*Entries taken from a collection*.
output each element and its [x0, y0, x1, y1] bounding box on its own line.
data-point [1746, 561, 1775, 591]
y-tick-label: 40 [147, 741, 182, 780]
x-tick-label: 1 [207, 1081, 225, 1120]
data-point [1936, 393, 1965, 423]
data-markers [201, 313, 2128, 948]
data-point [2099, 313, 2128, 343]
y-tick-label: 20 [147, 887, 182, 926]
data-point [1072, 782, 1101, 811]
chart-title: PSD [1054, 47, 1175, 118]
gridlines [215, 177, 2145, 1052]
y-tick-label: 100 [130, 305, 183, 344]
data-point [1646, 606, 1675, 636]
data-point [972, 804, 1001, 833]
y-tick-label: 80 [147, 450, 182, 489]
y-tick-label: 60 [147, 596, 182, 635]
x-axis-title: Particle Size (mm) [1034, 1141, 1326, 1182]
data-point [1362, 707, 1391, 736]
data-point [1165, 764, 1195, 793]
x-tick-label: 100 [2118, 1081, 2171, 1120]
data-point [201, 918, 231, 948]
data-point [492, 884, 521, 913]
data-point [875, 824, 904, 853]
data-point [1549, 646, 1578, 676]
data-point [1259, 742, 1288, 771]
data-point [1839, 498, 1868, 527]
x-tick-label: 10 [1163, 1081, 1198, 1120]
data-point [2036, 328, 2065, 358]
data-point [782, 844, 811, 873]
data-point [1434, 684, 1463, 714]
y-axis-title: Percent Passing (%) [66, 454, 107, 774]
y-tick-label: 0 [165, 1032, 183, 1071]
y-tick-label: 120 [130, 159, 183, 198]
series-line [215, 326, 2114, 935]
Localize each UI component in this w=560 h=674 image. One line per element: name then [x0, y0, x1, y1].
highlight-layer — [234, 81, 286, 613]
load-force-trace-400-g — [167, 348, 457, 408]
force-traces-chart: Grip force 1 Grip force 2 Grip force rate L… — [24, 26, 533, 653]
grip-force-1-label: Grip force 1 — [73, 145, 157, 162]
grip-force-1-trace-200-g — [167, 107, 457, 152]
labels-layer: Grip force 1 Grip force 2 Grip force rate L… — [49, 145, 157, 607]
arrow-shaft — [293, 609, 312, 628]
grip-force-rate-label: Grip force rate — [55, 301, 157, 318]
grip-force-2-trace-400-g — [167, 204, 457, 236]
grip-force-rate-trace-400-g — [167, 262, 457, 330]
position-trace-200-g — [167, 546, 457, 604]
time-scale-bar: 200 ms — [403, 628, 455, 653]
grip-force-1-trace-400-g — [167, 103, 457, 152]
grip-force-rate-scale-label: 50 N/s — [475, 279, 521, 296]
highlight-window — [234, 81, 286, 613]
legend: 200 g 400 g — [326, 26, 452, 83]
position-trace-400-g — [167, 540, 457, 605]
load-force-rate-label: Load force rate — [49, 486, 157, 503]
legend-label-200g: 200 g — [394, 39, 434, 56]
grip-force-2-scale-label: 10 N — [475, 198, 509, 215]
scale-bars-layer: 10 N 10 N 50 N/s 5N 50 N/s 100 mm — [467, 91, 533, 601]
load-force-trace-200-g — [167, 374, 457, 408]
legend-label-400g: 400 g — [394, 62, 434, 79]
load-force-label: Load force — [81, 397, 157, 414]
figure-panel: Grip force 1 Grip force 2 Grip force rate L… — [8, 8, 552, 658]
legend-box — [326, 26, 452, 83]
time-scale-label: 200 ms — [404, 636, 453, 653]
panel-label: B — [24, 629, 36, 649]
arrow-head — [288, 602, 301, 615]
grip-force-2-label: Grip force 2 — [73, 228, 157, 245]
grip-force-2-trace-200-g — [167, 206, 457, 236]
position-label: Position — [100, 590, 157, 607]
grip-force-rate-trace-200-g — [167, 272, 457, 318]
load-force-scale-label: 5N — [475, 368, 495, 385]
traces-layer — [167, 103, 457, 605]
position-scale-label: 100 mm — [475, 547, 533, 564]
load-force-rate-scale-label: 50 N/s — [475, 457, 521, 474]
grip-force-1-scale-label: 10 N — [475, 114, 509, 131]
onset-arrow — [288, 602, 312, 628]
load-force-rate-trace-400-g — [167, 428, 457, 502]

*Exercise prompt*.
Pull out the lines running from the start of the entries through the line containing "grip-force-1-trace-200-g — [167, 107, 457, 152]", both included, and reproduce them without any change.

*Written answer*.
output each element and its [x0, y0, x1, y1] bounding box on its own line.
data-point [1746, 561, 1775, 591]
y-tick-label: 40 [147, 741, 182, 780]
x-tick-label: 1 [207, 1081, 225, 1120]
data-point [1936, 393, 1965, 423]
data-markers [201, 313, 2128, 948]
data-point [2099, 313, 2128, 343]
y-tick-label: 20 [147, 887, 182, 926]
data-point [1072, 782, 1101, 811]
chart-title: PSD [1054, 47, 1175, 118]
gridlines [215, 177, 2145, 1052]
y-tick-label: 100 [130, 305, 183, 344]
data-point [1646, 606, 1675, 636]
data-point [972, 804, 1001, 833]
y-tick-label: 80 [147, 450, 182, 489]
y-tick-label: 60 [147, 596, 182, 635]
x-axis-title: Particle Size (mm) [1034, 1141, 1326, 1182]
data-point [1362, 707, 1391, 736]
data-point [1165, 764, 1195, 793]
x-tick-label: 100 [2118, 1081, 2171, 1120]
data-point [201, 918, 231, 948]
data-point [492, 884, 521, 913]
data-point [875, 824, 904, 853]
data-point [1549, 646, 1578, 676]
data-point [1259, 742, 1288, 771]
data-point [1839, 498, 1868, 527]
x-tick-label: 10 [1163, 1081, 1198, 1120]
data-point [2036, 328, 2065, 358]
data-point [782, 844, 811, 873]
data-point [1434, 684, 1463, 714]
y-axis-title: Percent Passing (%) [66, 454, 107, 774]
y-tick-label: 0 [165, 1032, 183, 1071]
y-tick-label: 120 [130, 159, 183, 198]
series-line [215, 326, 2114, 935]
Localize each UI component in this w=560 h=674 image. One line per element: name then [x0, y0, x1, y1].
highlight-layer — [234, 81, 286, 613]
load-force-trace-400-g — [167, 348, 457, 408]
force-traces-chart: Grip force 1 Grip force 2 Grip force rate L… — [24, 26, 533, 653]
grip-force-1-label: Grip force 1 — [73, 145, 157, 162]
grip-force-1-trace-200-g — [167, 107, 457, 152]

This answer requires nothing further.